** Begin Provided information **

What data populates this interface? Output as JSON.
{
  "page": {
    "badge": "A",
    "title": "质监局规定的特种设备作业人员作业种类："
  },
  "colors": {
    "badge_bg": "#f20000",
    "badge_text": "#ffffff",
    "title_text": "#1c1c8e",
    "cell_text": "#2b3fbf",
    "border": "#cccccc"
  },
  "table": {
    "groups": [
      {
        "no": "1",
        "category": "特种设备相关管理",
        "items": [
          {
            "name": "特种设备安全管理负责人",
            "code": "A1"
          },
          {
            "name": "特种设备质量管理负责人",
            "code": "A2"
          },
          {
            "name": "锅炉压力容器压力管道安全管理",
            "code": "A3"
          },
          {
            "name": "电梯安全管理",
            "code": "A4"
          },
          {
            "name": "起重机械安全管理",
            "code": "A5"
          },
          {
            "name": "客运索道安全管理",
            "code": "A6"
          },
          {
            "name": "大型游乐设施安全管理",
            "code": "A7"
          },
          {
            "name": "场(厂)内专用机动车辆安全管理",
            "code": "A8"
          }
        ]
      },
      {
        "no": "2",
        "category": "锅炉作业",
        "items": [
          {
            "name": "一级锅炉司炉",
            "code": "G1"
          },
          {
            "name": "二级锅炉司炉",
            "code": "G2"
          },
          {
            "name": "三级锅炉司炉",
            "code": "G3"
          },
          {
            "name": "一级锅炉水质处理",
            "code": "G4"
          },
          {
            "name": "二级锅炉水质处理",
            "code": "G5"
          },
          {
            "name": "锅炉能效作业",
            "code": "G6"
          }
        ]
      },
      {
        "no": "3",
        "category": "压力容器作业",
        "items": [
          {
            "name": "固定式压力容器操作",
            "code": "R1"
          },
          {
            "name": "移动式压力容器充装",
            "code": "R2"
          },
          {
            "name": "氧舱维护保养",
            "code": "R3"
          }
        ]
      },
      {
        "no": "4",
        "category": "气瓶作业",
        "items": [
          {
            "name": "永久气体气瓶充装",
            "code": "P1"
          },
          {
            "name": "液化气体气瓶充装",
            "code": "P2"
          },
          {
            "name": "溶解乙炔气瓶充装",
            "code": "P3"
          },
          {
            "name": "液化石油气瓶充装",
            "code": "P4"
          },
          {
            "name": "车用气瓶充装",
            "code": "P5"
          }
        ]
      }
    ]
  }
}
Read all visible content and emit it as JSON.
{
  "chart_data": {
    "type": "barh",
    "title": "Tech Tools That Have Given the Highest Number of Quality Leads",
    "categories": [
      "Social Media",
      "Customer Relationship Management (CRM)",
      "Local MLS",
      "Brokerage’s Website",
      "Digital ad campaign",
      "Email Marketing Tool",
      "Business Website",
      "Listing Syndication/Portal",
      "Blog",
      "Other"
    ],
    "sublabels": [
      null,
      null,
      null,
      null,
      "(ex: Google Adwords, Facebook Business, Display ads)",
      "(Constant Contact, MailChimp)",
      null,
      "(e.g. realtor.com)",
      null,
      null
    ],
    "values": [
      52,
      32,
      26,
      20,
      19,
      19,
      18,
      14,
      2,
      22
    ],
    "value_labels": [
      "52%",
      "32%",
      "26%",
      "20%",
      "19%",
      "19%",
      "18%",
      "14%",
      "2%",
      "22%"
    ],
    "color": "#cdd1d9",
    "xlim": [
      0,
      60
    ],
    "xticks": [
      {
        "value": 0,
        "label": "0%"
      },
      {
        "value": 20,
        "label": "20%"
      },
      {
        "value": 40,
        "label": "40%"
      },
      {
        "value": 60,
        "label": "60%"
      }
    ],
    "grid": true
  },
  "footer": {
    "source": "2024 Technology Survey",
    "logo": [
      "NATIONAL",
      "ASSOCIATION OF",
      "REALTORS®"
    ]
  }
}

** End Provided information **

Prompt ::
Copy every line exactly. Leave nothing out.

Answer to the problem ::
What data populates this interface? Output as JSON.
{
  "page": {
    "badge": "A",
    "title": "质监局规定的特种设备作业人员作业种类："
  },
  "colors": {
    "badge_bg": "#f20000",
    "badge_text": "#ffffff",
    "title_text": "#1c1c8e",
    "cell_text": "#2b3fbf",
    "border": "#cccccc"
  },
  "table": {
    "groups": [
      {
        "no": "1",
        "category": "特种设备相关管理",
        "items": [
          {
            "name": "特种设备安全管理负责人",
            "code": "A1"
          },
          {
            "name": "特种设备质量管理负责人",
            "code": "A2"
          },
          {
            "name": "锅炉压力容器压力管道安全管理",
            "code": "A3"
          },
          {
            "name": "电梯安全管理",
            "code": "A4"
          },
          {
            "name": "起重机械安全管理",
            "code": "A5"
          },
          {
            "name": "客运索道安全管理",
            "code": "A6"
          },
          {
            "name": "大型游乐设施安全管理",
            "code": "A7"
          },
          {
            "name": "场(厂)内专用机动车辆安全管理",
            "code": "A8"
          }
        ]
      },
      {
        "no": "2",
        "category": "锅炉作业",
        "items": [
          {
            "name": "一级锅炉司炉",
            "code": "G1"
          },
          {
            "name": "二级锅炉司炉",
            "code": "G2"
          },
          {
            "name": "三级锅炉司炉",
            "code": "G3"
          },
          {
            "name": "一级锅炉水质处理",
            "code": "G4"
          },
          {
            "name": "二级锅炉水质处理",
            "code": "G5"
          },
          {
            "name": "锅炉能效作业",
            "code": "G6"
          }
        ]
      },
      {
        "no": "3",
        "category": "压力容器作业",
        "items": [
          {
            "name": "固定式压力容器操作",
            "code": "R1"
          },
          {
            "name": "移动式压力容器充装",
            "code": "R2"
          },
          {
            "name": "氧舱维护保养",
            "code": "R3"
          }
        ]
      },
      {
        "no": "4",
        "category": "气瓶作业",
        "items": [
          {
            "name": "永久气体气瓶充装",
            "code": "P1"
          },
          {
            "name": "液化气体气瓶充装",
            "code": "P2"
          },
          {
            "name": "溶解乙炔气瓶充装",
            "code": "P3"
          },
          {
            "name": "液化石油气瓶充装",
            "code": "P4"
          },
          {
            "name": "车用气瓶充装",
            "code": "P5"
          }
        ]
      }
    ]
  }
}
Read all visible content and emit it as JSON.
{
  "chart_data": {
    "type": "barh",
    "title": "Tech Tools That Have Given the Highest Number of Quality Leads",
    "categories": [
      "Social Media",
      "Customer Relationship Management (CRM)",
      "Local MLS",
      "Brokerage’s Website",
      "Digital ad campaign",
      "Email Marketing Tool",
      "Business Website",
      "Listing Syndication/Portal",
      "Blog",
      "Other"
    ],
    "sublabels": [
      null,
      null,
      null,
      null,
      "(ex: Google Adwords, Facebook Business, Display ads)",
      "(Constant Contact, MailChimp)",
      null,
      "(e.g. realtor.com)",
      null,
      null
    ],
    "values": [
      52,
      32,
      26,
      20,
      19,
      19,
      18,
      14,
      2,
      22
    ],
    "value_labels": [
      "52%",
      "32%",
      "26%",
      "20%",
      "19%",
      "19%",
      "18%",
      "14%",
      "2%",
      "22%"
    ],
    "color": "#cdd1d9",
    "xlim": [
      0,
      60
    ],
    "xticks": [
      {
        "value": 0,
        "label": "0%"
      },
      {
        "value": 20,
        "label": "20%"
      },
      {
        "value": 40,
        "label": "40%"
      },
      {
        "value": 60,
        "label": "60%"
      }
    ],
    "grid": true
  },
  "footer": {
    "source": "2024 Technology Survey",
    "logo": [
      "NATIONAL",
      "ASSOCIATION OF",
      "REALTORS®"
    ]
  }
}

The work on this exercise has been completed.